MATERIALS PROVIDED ::
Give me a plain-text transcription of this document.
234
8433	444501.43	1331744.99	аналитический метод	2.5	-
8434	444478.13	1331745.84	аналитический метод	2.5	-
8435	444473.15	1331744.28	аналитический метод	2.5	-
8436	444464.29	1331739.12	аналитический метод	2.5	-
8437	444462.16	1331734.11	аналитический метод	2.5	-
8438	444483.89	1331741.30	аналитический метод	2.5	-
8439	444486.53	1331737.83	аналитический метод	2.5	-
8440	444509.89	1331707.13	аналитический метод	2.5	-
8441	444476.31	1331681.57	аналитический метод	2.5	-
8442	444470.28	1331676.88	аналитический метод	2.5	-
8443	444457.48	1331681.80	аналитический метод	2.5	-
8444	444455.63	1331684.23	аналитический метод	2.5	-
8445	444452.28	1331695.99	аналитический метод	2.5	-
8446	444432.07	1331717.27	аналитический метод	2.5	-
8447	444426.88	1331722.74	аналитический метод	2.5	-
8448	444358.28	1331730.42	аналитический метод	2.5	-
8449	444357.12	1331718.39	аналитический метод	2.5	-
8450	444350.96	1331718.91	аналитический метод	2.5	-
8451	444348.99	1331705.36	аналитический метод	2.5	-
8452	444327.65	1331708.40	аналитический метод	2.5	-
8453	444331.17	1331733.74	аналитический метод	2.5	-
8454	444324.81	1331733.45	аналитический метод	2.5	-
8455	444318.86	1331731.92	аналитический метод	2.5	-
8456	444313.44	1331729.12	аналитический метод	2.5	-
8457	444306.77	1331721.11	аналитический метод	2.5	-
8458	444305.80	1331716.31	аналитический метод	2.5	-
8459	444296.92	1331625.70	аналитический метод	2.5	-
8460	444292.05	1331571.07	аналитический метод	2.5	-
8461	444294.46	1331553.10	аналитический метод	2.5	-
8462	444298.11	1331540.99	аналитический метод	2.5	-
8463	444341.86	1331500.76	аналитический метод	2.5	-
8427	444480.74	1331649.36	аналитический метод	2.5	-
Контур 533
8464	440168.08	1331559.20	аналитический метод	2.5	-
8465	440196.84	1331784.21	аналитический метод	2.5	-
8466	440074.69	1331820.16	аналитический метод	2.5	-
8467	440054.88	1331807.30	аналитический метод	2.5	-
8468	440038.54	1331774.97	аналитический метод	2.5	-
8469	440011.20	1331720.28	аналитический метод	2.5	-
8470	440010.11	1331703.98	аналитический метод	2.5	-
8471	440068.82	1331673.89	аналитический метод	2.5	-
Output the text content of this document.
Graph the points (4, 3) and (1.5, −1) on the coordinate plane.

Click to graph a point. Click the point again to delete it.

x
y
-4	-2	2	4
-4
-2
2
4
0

WHAT YOU WILL DO ::
Emit verbatim the lines running from the one with "Output the text content of this document." through the last line of the data, both endpoints inclusive.

ANSWER TO THE EXERCISE ::
Output the text content of this document.
Graph the points (4, 3) and (1.5, −1) on the coordinate plane.

Click to graph a point. Click the point again to delete it.

x
y
-4	-2	2	4
-4
-2
2
4
0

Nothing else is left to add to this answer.